(Source records)
_____

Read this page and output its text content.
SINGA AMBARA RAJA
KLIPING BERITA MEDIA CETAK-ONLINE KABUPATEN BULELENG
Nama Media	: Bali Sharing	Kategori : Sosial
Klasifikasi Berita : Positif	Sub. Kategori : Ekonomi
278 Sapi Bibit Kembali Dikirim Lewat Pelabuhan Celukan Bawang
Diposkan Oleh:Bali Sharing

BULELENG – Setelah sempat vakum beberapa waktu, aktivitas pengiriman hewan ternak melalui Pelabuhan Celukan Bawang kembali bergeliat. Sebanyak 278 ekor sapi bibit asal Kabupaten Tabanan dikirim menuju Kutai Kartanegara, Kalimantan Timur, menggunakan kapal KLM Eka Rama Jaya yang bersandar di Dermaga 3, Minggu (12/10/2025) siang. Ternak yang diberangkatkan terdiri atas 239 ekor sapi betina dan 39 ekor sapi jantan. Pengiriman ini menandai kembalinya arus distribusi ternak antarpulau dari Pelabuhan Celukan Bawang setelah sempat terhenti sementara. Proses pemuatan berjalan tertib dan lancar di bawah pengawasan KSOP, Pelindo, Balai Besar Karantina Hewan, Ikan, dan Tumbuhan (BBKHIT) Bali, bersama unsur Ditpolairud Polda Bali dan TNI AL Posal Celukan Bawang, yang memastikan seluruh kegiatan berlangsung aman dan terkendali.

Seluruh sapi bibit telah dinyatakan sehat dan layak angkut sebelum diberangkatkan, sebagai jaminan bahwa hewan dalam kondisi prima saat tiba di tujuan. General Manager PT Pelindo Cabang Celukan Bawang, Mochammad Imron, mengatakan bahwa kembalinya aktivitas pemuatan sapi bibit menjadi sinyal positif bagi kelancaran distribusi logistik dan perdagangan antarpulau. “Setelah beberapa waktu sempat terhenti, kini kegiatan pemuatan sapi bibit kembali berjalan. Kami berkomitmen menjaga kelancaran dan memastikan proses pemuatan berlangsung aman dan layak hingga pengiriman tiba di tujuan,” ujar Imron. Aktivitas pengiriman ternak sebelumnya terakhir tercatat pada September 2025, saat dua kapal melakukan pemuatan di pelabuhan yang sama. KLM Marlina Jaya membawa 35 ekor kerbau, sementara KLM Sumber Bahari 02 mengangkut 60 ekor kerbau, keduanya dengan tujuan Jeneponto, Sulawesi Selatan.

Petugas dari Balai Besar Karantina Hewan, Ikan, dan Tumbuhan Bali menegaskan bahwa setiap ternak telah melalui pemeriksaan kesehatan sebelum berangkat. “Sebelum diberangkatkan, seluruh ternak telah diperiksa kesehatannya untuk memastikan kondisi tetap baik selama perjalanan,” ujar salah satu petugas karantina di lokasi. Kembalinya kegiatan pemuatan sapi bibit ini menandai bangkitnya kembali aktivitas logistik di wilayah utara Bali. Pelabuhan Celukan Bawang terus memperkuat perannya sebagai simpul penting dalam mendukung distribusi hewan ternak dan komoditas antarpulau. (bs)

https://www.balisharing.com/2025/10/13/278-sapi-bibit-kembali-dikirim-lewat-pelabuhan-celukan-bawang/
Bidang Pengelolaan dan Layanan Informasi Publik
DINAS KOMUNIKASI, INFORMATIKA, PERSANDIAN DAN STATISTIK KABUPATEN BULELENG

_____

(Goal of the exercise) Read through the entries and copy every line that includes "Kategori".

(Solution for this exercise)
Nama Media	: Bali Sharing	Kategori : Sosial
Klasifikasi Berita : Positif	Sub. Kategori : Ekonomi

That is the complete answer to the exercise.